***** DATA FOR THIS EXERCISE *****
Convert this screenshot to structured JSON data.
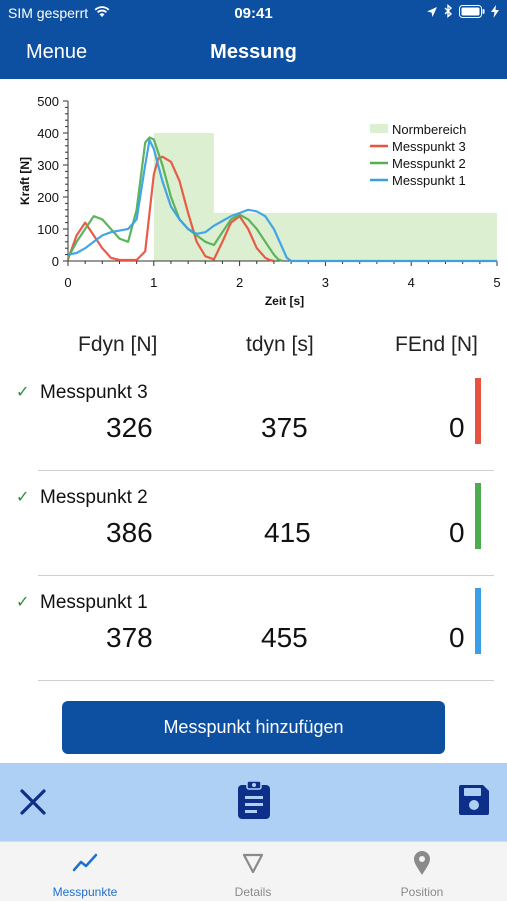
{
  "status": {
    "carrier": "SIM gesperrt",
    "time": "09:41"
  },
  "nav": {
    "menu_label": "Menue",
    "title": "Messung"
  },
  "chart_data": {
    "type": "line",
    "xlabel": "Zeit [s]",
    "ylabel": "Kraft [N]",
    "xlim": [
      0,
      5
    ],
    "ylim": [
      0,
      500
    ],
    "xticks": [
      "0",
      "1",
      "2",
      "3",
      "4",
      "5"
    ],
    "yticks": [
      "0",
      "100",
      "200",
      "300",
      "400",
      "500"
    ],
    "legend_position": "top-right",
    "norm_region": {
      "name": "Normbereich",
      "color": "#dcefd0",
      "bands": [
        {
          "x": [
            1.0,
            1.7
          ],
          "y": [
            0,
            400
          ]
        },
        {
          "x": [
            1.7,
            5.0
          ],
          "y": [
            0,
            150
          ]
        }
      ]
    },
    "series": [
      {
        "name": "Messpunkt 3",
        "color": "#e8533f",
        "x": [
          0,
          0.1,
          0.2,
          0.3,
          0.4,
          0.5,
          0.6,
          0.7,
          0.8,
          0.9,
          1.0,
          1.05,
          1.1,
          1.2,
          1.3,
          1.4,
          1.5,
          1.6,
          1.7,
          1.8,
          1.9,
          2.0,
          2.1,
          2.2,
          2.3,
          2.35,
          2.4
        ],
        "y": [
          5,
          80,
          120,
          80,
          40,
          10,
          3,
          3,
          3,
          30,
          270,
          320,
          326,
          310,
          250,
          150,
          60,
          15,
          5,
          60,
          120,
          140,
          100,
          40,
          10,
          3,
          0
        ]
      },
      {
        "name": "Messpunkt 2",
        "color": "#55b055",
        "x": [
          0,
          0.1,
          0.2,
          0.3,
          0.4,
          0.5,
          0.6,
          0.7,
          0.8,
          0.9,
          0.95,
          1.0,
          1.1,
          1.2,
          1.3,
          1.4,
          1.5,
          1.6,
          1.7,
          1.8,
          1.9,
          2.0,
          2.1,
          2.2,
          2.3,
          2.4,
          2.45,
          2.5
        ],
        "y": [
          10,
          60,
          100,
          140,
          130,
          100,
          70,
          60,
          160,
          370,
          386,
          380,
          300,
          200,
          130,
          100,
          80,
          60,
          50,
          90,
          130,
          145,
          130,
          100,
          60,
          20,
          5,
          0
        ]
      },
      {
        "name": "Messpunkt 1",
        "color": "#3aa0e6",
        "x": [
          0,
          0.1,
          0.2,
          0.3,
          0.4,
          0.5,
          0.6,
          0.7,
          0.8,
          0.9,
          0.95,
          1.0,
          1.1,
          1.2,
          1.3,
          1.4,
          1.5,
          1.6,
          1.7,
          1.8,
          1.9,
          2.0,
          2.1,
          2.2,
          2.3,
          2.4,
          2.5,
          2.55,
          2.6,
          3.0,
          5.0
        ],
        "y": [
          20,
          25,
          40,
          60,
          80,
          90,
          95,
          100,
          130,
          300,
          378,
          350,
          250,
          170,
          130,
          100,
          85,
          90,
          110,
          125,
          140,
          150,
          160,
          155,
          140,
          100,
          40,
          10,
          0,
          0,
          0
        ]
      }
    ]
  },
  "table": {
    "headers": [
      "Fdyn [N]",
      "tdyn [s]",
      "FEnd [N]"
    ],
    "rows": [
      {
        "name": "Messpunkt 3",
        "fdyn": "326",
        "tdyn": "375",
        "fend": "0",
        "color": "#e8533f"
      },
      {
        "name": "Messpunkt 2",
        "fdyn": "386",
        "tdyn": "415",
        "fend": "0",
        "color": "#4fab4f"
      },
      {
        "name": "Messpunkt 1",
        "fdyn": "378",
        "tdyn": "455",
        "fend": "0",
        "color": "#3aa0e6"
      }
    ]
  },
  "add_button": {
    "label": "Messpunkt hinzufügen"
  },
  "toolbar": {
    "icons": [
      "close-icon",
      "clipboard-icon",
      "save-icon"
    ]
  },
  "tabs": [
    {
      "label": "Messpunkte",
      "icon": "line-chart-icon",
      "active": true
    },
    {
      "label": "Details",
      "icon": "triangle-icon",
      "active": false
    },
    {
      "label": "Position",
      "icon": "location-pin-icon",
      "active": false
    }
  ],
  "colors": {
    "brand": "#0d4fa0",
    "toolbar_bg": "#aed0f5",
    "check": "#2e8b3a"
  }
}
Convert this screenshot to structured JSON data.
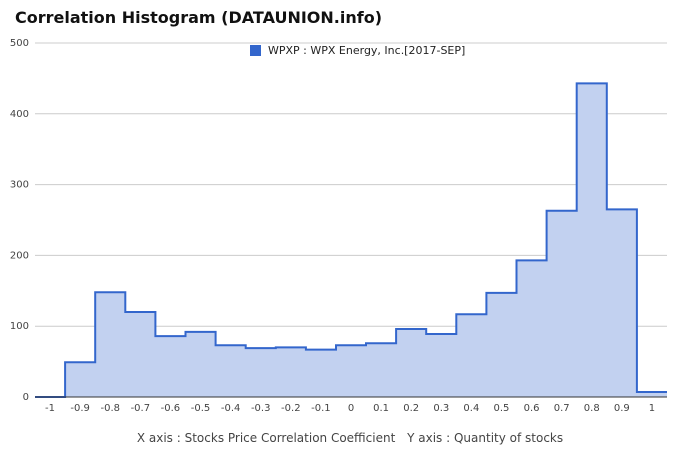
*****
Your job is to transcribe the entries above exactly; skip the pictures.

CORRECT RESPONSE:
Convert this screenshot to structured JSON data.
{
  "status": {
    "carrier": "SIM gesperrt",
    "time": "09:41"
  },
  "nav": {
    "menu_label": "Menue",
    "title": "Messung"
  },
  "chart_data": {
    "type": "line",
    "xlabel": "Zeit [s]",
    "ylabel": "Kraft [N]",
    "xlim": [
      0,
      5
    ],
    "ylim": [
      0,
      500
    ],
    "xticks": [
      "0",
      "1",
      "2",
      "3",
      "4",
      "5"
    ],
    "yticks": [
      "0",
      "100",
      "200",
      "300",
      "400",
      "500"
    ],
    "legend_position": "top-right",
    "norm_region": {
      "name": "Normbereich",
      "color": "#dcefd0",
      "bands": [
        {
          "x": [
            1.0,
            1.7
          ],
          "y": [
            0,
            400
          ]
        },
        {
          "x": [
            1.7,
            5.0
          ],
          "y": [
            0,
            150
          ]
        }
      ]
    },
    "series": [
      {
        "name": "Messpunkt 3",
        "color": "#e8533f",
        "x": [
          0,
          0.1,
          0.2,
          0.3,
          0.4,
          0.5,
          0.6,
          0.7,
          0.8,
          0.9,
          1.0,
          1.05,
          1.1,
          1.2,
          1.3,
          1.4,
          1.5,
          1.6,
          1.7,
          1.8,
          1.9,
          2.0,
          2.1,
          2.2,
          2.3,
          2.35,
          2.4
        ],
        "y": [
          5,
          80,
          120,
          80,
          40,
          10,
          3,
          3,
          3,
          30,
          270,
          320,
          326,
          310,
          250,
          150,
          60,
          15,
          5,
          60,
          120,
          140,
          100,
          40,
          10,
          3,
          0
        ]
      },
      {
        "name": "Messpunkt 2",
        "color": "#55b055",
        "x": [
          0,
          0.1,
          0.2,
          0.3,
          0.4,
          0.5,
          0.6,
          0.7,
          0.8,
          0.9,
          0.95,
          1.0,
          1.1,
          1.2,
          1.3,
          1.4,
          1.5,
          1.6,
          1.7,
          1.8,
          1.9,
          2.0,
          2.1,
          2.2,
          2.3,
          2.4,
          2.45,
          2.5
        ],
        "y": [
          10,
          60,
          100,
          140,
          130,
          100,
          70,
          60,
          160,
          370,
          386,
          380,
          300,
          200,
          130,
          100,
          80,
          60,
          50,
          90,
          130,
          145,
          130,
          100,
          60,
          20,
          5,
          0
        ]
      },
      {
        "name": "Messpunkt 1",
        "color": "#3aa0e6",
        "x": [
          0,
          0.1,
          0.2,
          0.3,
          0.4,
          0.5,
          0.6,
          0.7,
          0.8,
          0.9,
          0.95,
          1.0,
          1.1,
          1.2,
          1.3,
          1.4,
          1.5,
          1.6,
          1.7,
          1.8,
          1.9,
          2.0,
          2.1,
          2.2,
          2.3,
          2.4,
          2.5,
          2.55,
          2.6,
          3.0,
          5.0
        ],
        "y": [
          20,
          25,
          40,
          60,
          80,
          90,
          95,
          100,
          130,
          300,
          378,
          350,
          250,
          170,
          130,
          100,
          85,
          90,
          110,
          125,
          140,
          150,
          160,
          155,
          140,
          100,
          40,
          10,
          0,
          0,
          0
        ]
      }
    ]
  },
  "table": {
    "headers": [
      "Fdyn [N]",
      "tdyn [s]",
      "FEnd [N]"
    ],
    "rows": [
      {
        "name": "Messpunkt 3",
        "fdyn": "326",
        "tdyn": "375",
        "fend": "0",
        "color": "#e8533f"
      },
      {
        "name": "Messpunkt 2",
        "fdyn": "386",
        "tdyn": "415",
        "fend": "0",
        "color": "#4fab4f"
      },
      {
        "name": "Messpunkt 1",
        "fdyn": "378",
        "tdyn": "455",
        "fend": "0",
        "color": "#3aa0e6"
      }
    ]
  },
  "add_button": {
    "label": "Messpunkt hinzufügen"
  },
  "toolbar": {
    "icons": [
      "close-icon",
      "clipboard-icon",
      "save-icon"
    ]
  },
  "tabs": [
    {
      "label": "Messpunkte",
      "icon": "line-chart-icon",
      "active": true
    },
    {
      "label": "Details",
      "icon": "triangle-icon",
      "active": false
    },
    {
      "label": "Position",
      "icon": "location-pin-icon",
      "active": false
    }
  ],
  "colors": {
    "brand": "#0d4fa0",
    "toolbar_bg": "#aed0f5",
    "check": "#2e8b3a"
  }
}
Convert this screenshot to structured JSON data.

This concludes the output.